Figure contents as structured data:
# # # # #

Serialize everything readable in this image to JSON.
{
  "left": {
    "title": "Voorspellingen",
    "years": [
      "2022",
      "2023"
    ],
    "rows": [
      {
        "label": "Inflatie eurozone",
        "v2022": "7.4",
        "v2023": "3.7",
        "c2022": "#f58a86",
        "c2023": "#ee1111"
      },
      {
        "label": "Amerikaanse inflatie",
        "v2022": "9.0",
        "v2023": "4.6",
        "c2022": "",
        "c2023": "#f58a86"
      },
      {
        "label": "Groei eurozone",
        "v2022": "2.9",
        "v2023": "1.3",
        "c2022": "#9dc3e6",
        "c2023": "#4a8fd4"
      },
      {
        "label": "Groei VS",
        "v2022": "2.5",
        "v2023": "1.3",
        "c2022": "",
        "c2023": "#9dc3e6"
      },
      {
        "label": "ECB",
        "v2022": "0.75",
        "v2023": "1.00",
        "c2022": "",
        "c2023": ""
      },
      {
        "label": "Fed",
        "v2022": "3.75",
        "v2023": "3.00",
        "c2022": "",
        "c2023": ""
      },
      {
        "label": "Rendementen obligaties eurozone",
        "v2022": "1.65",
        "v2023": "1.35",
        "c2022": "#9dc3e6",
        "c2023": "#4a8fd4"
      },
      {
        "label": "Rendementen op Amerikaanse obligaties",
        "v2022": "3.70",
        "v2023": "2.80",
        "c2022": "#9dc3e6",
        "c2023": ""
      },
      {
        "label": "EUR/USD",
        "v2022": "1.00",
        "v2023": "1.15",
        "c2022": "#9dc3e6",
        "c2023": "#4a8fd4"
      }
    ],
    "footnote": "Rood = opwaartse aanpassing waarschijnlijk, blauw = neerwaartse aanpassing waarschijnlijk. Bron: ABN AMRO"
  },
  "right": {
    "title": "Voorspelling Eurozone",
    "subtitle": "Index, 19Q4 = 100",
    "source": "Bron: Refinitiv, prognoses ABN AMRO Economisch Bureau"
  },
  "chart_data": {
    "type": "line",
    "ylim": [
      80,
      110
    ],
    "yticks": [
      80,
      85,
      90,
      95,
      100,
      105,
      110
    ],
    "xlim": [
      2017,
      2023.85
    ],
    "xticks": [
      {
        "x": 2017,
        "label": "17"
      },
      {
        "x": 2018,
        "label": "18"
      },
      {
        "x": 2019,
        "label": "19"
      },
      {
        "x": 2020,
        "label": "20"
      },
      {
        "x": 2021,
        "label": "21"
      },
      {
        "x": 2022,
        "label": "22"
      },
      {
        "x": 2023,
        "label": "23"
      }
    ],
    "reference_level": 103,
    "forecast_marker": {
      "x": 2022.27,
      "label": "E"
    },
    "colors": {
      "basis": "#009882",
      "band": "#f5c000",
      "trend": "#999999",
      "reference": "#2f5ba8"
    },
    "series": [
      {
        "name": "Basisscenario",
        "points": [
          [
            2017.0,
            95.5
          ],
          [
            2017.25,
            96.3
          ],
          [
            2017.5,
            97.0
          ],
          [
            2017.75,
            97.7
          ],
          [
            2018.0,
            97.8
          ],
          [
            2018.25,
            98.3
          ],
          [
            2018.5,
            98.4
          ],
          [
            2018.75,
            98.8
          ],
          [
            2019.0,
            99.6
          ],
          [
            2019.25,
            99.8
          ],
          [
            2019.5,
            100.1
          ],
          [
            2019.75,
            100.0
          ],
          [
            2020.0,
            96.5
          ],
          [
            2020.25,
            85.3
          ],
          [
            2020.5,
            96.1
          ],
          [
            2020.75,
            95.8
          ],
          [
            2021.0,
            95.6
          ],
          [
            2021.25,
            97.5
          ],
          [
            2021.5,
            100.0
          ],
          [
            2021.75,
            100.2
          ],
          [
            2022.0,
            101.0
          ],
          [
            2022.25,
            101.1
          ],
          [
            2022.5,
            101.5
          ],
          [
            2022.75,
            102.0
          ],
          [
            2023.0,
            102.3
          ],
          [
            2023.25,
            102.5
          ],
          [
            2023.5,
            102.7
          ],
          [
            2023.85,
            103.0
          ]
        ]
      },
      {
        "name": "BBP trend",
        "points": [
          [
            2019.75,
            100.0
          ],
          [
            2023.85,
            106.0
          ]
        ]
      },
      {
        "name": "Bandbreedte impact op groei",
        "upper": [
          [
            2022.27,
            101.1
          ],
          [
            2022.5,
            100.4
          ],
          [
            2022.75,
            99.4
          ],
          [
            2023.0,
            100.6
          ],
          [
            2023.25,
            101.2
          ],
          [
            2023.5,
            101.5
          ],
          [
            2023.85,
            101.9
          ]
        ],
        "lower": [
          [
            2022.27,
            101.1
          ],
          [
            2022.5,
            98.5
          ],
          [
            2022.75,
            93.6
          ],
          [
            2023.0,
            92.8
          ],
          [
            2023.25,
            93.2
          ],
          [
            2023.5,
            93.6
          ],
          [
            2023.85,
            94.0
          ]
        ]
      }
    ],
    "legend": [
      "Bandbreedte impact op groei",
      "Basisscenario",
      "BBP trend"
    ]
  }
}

# # # # #

Write out every record, exactly as written.

Serialize everything readable in this image to JSON.
{
  "left": {
    "title": "Voorspellingen",
    "years": [
      "2022",
      "2023"
    ],
    "rows": [
      {
        "label": "Inflatie eurozone",
        "v2022": "7.4",
        "v2023": "3.7",
        "c2022": "#f58a86",
        "c2023": "#ee1111"
      },
      {
        "label": "Amerikaanse inflatie",
        "v2022": "9.0",
        "v2023": "4.6",
        "c2022": "",
        "c2023": "#f58a86"
      },
      {
        "label": "Groei eurozone",
        "v2022": "2.9",
        "v2023": "1.3",
        "c2022": "#9dc3e6",
        "c2023": "#4a8fd4"
      },
      {
        "label": "Groei VS",
        "v2022": "2.5",
        "v2023": "1.3",
        "c2022": "",
        "c2023": "#9dc3e6"
      },
      {
        "label": "ECB",
        "v2022": "0.75",
        "v2023": "1.00",
        "c2022": "",
        "c2023": ""
      },
      {
        "label": "Fed",
        "v2022": "3.75",
        "v2023": "3.00",
        "c2022": "",
        "c2023": ""
      },
      {
        "label": "Rendementen obligaties eurozone",
        "v2022": "1.65",
        "v2023": "1.35",
        "c2022": "#9dc3e6",
        "c2023": "#4a8fd4"
      },
      {
        "label": "Rendementen op Amerikaanse obligaties",
        "v2022": "3.70",
        "v2023": "2.80",
        "c2022": "#9dc3e6",
        "c2023": ""
      },
      {
        "label": "EUR/USD",
        "v2022": "1.00",
        "v2023": "1.15",
        "c2022": "#9dc3e6",
        "c2023": "#4a8fd4"
      }
    ],
    "footnote": "Rood = opwaartse aanpassing waarschijnlijk, blauw = neerwaartse aanpassing waarschijnlijk. Bron: ABN AMRO"
  },
  "right": {
    "title": "Voorspelling Eurozone",
    "subtitle": "Index, 19Q4 = 100",
    "source": "Bron: Refinitiv, prognoses ABN AMRO Economisch Bureau"
  },
  "chart_data": {
    "type": "line",
    "ylim": [
      80,
      110
    ],
    "yticks": [
      80,
      85,
      90,
      95,
      100,
      105,
      110
    ],
    "xlim": [
      2017,
      2023.85
    ],
    "xticks": [
      {
        "x": 2017,
        "label": "17"
      },
      {
        "x": 2018,
        "label": "18"
      },
      {
        "x": 2019,
        "label": "19"
      },
      {
        "x": 2020,
        "label": "20"
      },
      {
        "x": 2021,
        "label": "21"
      },
      {
        "x": 2022,
        "label": "22"
      },
      {
        "x": 2023,
        "label": "23"
      }
    ],
    "reference_level": 103,
    "forecast_marker": {
      "x": 2022.27,
      "label": "E"
    },
    "colors": {
      "basis": "#009882",
      "band": "#f5c000",
      "trend": "#999999",
      "reference": "#2f5ba8"
    },
    "series": [
      {
        "name": "Basisscenario",
        "points": [
          [
            2017.0,
            95.5
          ],
          [
            2017.25,
            96.3
          ],
          [
            2017.5,
            97.0
          ],
          [
            2017.75,
            97.7
          ],
          [
            2018.0,
            97.8
          ],
          [
            2018.25,
            98.3
          ],
          [
            2018.5,
            98.4
          ],
          [
            2018.75,
            98.8
          ],
          [
            2019.0,
            99.6
          ],
          [
            2019.25,
            99.8
          ],
          [
            2019.5,
            100.1
          ],
          [
            2019.75,
            100.0
          ],
          [
            2020.0,
            96.5
          ],
          [
            2020.25,
            85.3
          ],
          [
            2020.5,
            96.1
          ],
          [
            2020.75,
            95.8
          ],
          [
            2021.0,
            95.6
          ],
          [
            2021.25,
            97.5
          ],
          [
            2021.5,
            100.0
          ],
          [
            2021.75,
            100.2
          ],
          [
            2022.0,
            101.0
          ],
          [
            2022.25,
            101.1
          ],
          [
            2022.5,
            101.5
          ],
          [
            2022.75,
            102.0
          ],
          [
            2023.0,
            102.3
          ],
          [
            2023.25,
            102.5
          ],
          [
            2023.5,
            102.7
          ],
          [
            2023.85,
            103.0
          ]
        ]
      },
      {
        "name": "BBP trend",
        "points": [
          [
            2019.75,
            100.0
          ],
          [
            2023.85,
            106.0
          ]
        ]
      },
      {
        "name": "Bandbreedte impact op groei",
        "upper": [
          [
            2022.27,
            101.1
          ],
          [
            2022.5,
            100.4
          ],
          [
            2022.75,
            99.4
          ],
          [
            2023.0,
            100.6
          ],
          [
            2023.25,
            101.2
          ],
          [
            2023.5,
            101.5
          ],
          [
            2023.85,
            101.9
          ]
        ],
        "lower": [
          [
            2022.27,
            101.1
          ],
          [
            2022.5,
            98.5
          ],
          [
            2022.75,
            93.6
          ],
          [
            2023.0,
            92.8
          ],
          [
            2023.25,
            93.2
          ],
          [
            2023.5,
            93.6
          ],
          [
            2023.85,
            94.0
          ]
        ]
      }
    ],
    "legend": [
      "Bandbreedte impact op groei",
      "Basisscenario",
      "BBP trend"
    ]
  }
}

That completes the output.